(Exercise objective)
Give all of the lines again, with nothing added or dropped.

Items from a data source
****************************************
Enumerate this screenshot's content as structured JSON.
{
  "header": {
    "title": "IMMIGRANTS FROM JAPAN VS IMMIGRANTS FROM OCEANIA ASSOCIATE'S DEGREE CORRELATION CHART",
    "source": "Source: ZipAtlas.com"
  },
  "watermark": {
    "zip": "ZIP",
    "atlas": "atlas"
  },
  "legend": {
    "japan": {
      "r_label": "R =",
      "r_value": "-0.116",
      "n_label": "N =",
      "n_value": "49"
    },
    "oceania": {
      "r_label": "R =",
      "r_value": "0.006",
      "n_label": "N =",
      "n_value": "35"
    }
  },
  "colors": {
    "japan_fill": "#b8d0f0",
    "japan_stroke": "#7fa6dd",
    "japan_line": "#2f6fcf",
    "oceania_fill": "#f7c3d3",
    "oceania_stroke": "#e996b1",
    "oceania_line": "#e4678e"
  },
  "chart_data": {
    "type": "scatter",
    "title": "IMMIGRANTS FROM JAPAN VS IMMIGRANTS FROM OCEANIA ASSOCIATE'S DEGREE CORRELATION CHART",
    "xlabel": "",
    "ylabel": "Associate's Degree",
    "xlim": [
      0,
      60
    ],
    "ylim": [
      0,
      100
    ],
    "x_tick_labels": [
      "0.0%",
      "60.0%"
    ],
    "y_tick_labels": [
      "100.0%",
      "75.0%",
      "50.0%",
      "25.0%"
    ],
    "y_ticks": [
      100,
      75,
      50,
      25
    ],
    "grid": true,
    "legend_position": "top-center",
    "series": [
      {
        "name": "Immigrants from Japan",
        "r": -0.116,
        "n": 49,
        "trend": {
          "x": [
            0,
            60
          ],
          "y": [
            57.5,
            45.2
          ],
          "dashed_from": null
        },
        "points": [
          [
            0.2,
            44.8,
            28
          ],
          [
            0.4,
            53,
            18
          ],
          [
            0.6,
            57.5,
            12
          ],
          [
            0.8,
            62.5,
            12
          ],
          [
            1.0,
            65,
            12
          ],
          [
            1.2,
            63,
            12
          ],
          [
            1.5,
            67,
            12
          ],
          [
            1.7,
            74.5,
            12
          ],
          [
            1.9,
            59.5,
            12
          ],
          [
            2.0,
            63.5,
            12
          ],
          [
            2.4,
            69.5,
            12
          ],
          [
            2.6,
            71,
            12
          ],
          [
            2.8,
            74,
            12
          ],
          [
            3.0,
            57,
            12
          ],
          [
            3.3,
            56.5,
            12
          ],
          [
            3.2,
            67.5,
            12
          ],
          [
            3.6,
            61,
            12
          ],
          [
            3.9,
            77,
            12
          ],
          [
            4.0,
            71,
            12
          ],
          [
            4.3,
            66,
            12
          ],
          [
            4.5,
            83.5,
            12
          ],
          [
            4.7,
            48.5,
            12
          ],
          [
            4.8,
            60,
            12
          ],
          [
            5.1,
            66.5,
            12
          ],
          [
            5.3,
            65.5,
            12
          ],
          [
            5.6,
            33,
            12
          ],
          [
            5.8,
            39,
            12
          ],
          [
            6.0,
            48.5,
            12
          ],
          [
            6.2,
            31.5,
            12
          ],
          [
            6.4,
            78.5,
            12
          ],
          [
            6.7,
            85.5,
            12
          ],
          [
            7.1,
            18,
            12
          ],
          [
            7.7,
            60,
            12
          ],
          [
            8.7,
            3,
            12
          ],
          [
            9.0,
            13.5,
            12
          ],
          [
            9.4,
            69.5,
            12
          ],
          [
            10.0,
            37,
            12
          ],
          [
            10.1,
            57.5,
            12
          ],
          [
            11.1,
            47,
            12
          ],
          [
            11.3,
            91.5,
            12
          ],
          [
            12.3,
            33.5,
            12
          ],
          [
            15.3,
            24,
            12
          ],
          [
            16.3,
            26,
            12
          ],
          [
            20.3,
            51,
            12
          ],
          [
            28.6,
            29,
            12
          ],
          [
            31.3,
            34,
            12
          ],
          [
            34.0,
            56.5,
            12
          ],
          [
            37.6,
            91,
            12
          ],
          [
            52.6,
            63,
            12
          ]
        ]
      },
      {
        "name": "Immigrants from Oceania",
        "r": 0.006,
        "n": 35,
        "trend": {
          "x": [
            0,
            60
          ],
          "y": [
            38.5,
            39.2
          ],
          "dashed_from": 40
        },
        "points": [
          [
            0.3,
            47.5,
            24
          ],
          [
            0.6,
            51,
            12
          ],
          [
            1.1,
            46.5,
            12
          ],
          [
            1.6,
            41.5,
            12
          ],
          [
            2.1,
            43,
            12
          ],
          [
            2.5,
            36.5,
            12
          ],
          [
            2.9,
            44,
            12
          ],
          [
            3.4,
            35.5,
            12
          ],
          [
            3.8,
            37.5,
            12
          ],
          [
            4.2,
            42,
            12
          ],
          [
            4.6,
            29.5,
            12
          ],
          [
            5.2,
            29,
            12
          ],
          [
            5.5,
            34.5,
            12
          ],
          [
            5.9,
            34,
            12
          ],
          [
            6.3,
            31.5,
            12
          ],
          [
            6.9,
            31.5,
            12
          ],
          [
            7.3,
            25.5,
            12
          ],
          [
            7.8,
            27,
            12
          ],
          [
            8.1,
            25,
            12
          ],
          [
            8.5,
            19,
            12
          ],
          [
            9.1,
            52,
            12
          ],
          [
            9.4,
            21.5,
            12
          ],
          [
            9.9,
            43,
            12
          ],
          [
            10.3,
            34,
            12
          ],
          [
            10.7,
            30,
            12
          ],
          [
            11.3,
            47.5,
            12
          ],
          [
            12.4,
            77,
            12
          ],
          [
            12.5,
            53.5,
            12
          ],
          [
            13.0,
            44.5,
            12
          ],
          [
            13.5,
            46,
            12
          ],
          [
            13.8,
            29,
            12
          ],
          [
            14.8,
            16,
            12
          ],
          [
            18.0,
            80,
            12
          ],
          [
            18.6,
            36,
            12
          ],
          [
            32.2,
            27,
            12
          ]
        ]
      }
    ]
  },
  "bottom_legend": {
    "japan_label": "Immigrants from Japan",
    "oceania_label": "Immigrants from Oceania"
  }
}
****************************************
(Completed exercise)
Enumerate this screenshot's content as structured JSON.
{
  "header": {
    "title": "IMMIGRANTS FROM JAPAN VS IMMIGRANTS FROM OCEANIA ASSOCIATE'S DEGREE CORRELATION CHART",
    "source": "Source: ZipAtlas.com"
  },
  "watermark": {
    "zip": "ZIP",
    "atlas": "atlas"
  },
  "legend": {
    "japan": {
      "r_label": "R =",
      "r_value": "-0.116",
      "n_label": "N =",
      "n_value": "49"
    },
    "oceania": {
      "r_label": "R =",
      "r_value": "0.006",
      "n_label": "N =",
      "n_value": "35"
    }
  },
  "colors": {
    "japan_fill": "#b8d0f0",
    "japan_stroke": "#7fa6dd",
    "japan_line": "#2f6fcf",
    "oceania_fill": "#f7c3d3",
    "oceania_stroke": "#e996b1",
    "oceania_line": "#e4678e"
  },
  "chart_data": {
    "type": "scatter",
    "title": "IMMIGRANTS FROM JAPAN VS IMMIGRANTS FROM OCEANIA ASSOCIATE'S DEGREE CORRELATION CHART",
    "xlabel": "",
    "ylabel": "Associate's Degree",
    "xlim": [
      0,
      60
    ],
    "ylim": [
      0,
      100
    ],
    "x_tick_labels": [
      "0.0%",
      "60.0%"
    ],
    "y_tick_labels": [
      "100.0%",
      "75.0%",
      "50.0%",
      "25.0%"
    ],
    "y_ticks": [
      100,
      75,
      50,
      25
    ],
    "grid": true,
    "legend_position": "top-center",
    "series": [
      {
        "name": "Immigrants from Japan",
        "r": -0.116,
        "n": 49,
        "trend": {
          "x": [
            0,
            60
          ],
          "y": [
            57.5,
            45.2
          ],
          "dashed_from": null
        },
        "points": [
          [
            0.2,
            44.8,
            28
          ],
          [
            0.4,
            53,
            18
          ],
          [
            0.6,
            57.5,
            12
          ],
          [
            0.8,
            62.5,
            12
          ],
          [
            1.0,
            65,
            12
          ],
          [
            1.2,
            63,
            12
          ],
          [
            1.5,
            67,
            12
          ],
          [
            1.7,
            74.5,
            12
          ],
          [
            1.9,
            59.5,
            12
          ],
          [
            2.0,
            63.5,
            12
          ],
          [
            2.4,
            69.5,
            12
          ],
          [
            2.6,
            71,
            12
          ],
          [
            2.8,
            74,
            12
          ],
          [
            3.0,
            57,
            12
          ],
          [
            3.3,
            56.5,
            12
          ],
          [
            3.2,
            67.5,
            12
          ],
          [
            3.6,
            61,
            12
          ],
          [
            3.9,
            77,
            12
          ],
          [
            4.0,
            71,
            12
          ],
          [
            4.3,
            66,
            12
          ],
          [
            4.5,
            83.5,
            12
          ],
          [
            4.7,
            48.5,
            12
          ],
          [
            4.8,
            60,
            12
          ],
          [
            5.1,
            66.5,
            12
          ],
          [
            5.3,
            65.5,
            12
          ],
          [
            5.6,
            33,
            12
          ],
          [
            5.8,
            39,
            12
          ],
          [
            6.0,
            48.5,
            12
          ],
          [
            6.2,
            31.5,
            12
          ],
          [
            6.4,
            78.5,
            12
          ],
          [
            6.7,
            85.5,
            12
          ],
          [
            7.1,
            18,
            12
          ],
          [
            7.7,
            60,
            12
          ],
          [
            8.7,
            3,
            12
          ],
          [
            9.0,
            13.5,
            12
          ],
          [
            9.4,
            69.5,
            12
          ],
          [
            10.0,
            37,
            12
          ],
          [
            10.1,
            57.5,
            12
          ],
          [
            11.1,
            47,
            12
          ],
          [
            11.3,
            91.5,
            12
          ],
          [
            12.3,
            33.5,
            12
          ],
          [
            15.3,
            24,
            12
          ],
          [
            16.3,
            26,
            12
          ],
          [
            20.3,
            51,
            12
          ],
          [
            28.6,
            29,
            12
          ],
          [
            31.3,
            34,
            12
          ],
          [
            34.0,
            56.5,
            12
          ],
          [
            37.6,
            91,
            12
          ],
          [
            52.6,
            63,
            12
          ]
        ]
      },
      {
        "name": "Immigrants from Oceania",
        "r": 0.006,
        "n": 35,
        "trend": {
          "x": [
            0,
            60
          ],
          "y": [
            38.5,
            39.2
          ],
          "dashed_from": 40
        },
        "points": [
          [
            0.3,
            47.5,
            24
          ],
          [
            0.6,
            51,
            12
          ],
          [
            1.1,
            46.5,
            12
          ],
          [
            1.6,
            41.5,
            12
          ],
          [
            2.1,
            43,
            12
          ],
          [
            2.5,
            36.5,
            12
          ],
          [
            2.9,
            44,
            12
          ],
          [
            3.4,
            35.5,
            12
          ],
          [
            3.8,
            37.5,
            12
          ],
          [
            4.2,
            42,
            12
          ],
          [
            4.6,
            29.5,
            12
          ],
          [
            5.2,
            29,
            12
          ],
          [
            5.5,
            34.5,
            12
          ],
          [
            5.9,
            34,
            12
          ],
          [
            6.3,
            31.5,
            12
          ],
          [
            6.9,
            31.5,
            12
          ],
          [
            7.3,
            25.5,
            12
          ],
          [
            7.8,
            27,
            12
          ],
          [
            8.1,
            25,
            12
          ],
          [
            8.5,
            19,
            12
          ],
          [
            9.1,
            52,
            12
          ],
          [
            9.4,
            21.5,
            12
          ],
          [
            9.9,
            43,
            12
          ],
          [
            10.3,
            34,
            12
          ],
          [
            10.7,
            30,
            12
          ],
          [
            11.3,
            47.5,
            12
          ],
          [
            12.4,
            77,
            12
          ],
          [
            12.5,
            53.5,
            12
          ],
          [
            13.0,
            44.5,
            12
          ],
          [
            13.5,
            46,
            12
          ],
          [
            13.8,
            29,
            12
          ],
          [
            14.8,
            16,
            12
          ],
          [
            18.0,
            80,
            12
          ],
          [
            18.6,
            36,
            12
          ],
          [
            32.2,
            27,
            12
          ]
        ]
      }
    ]
  },
  "bottom_legend": {
    "japan_label": "Immigrants from Japan",
    "oceania_label": "Immigrants from Oceania"
  }
}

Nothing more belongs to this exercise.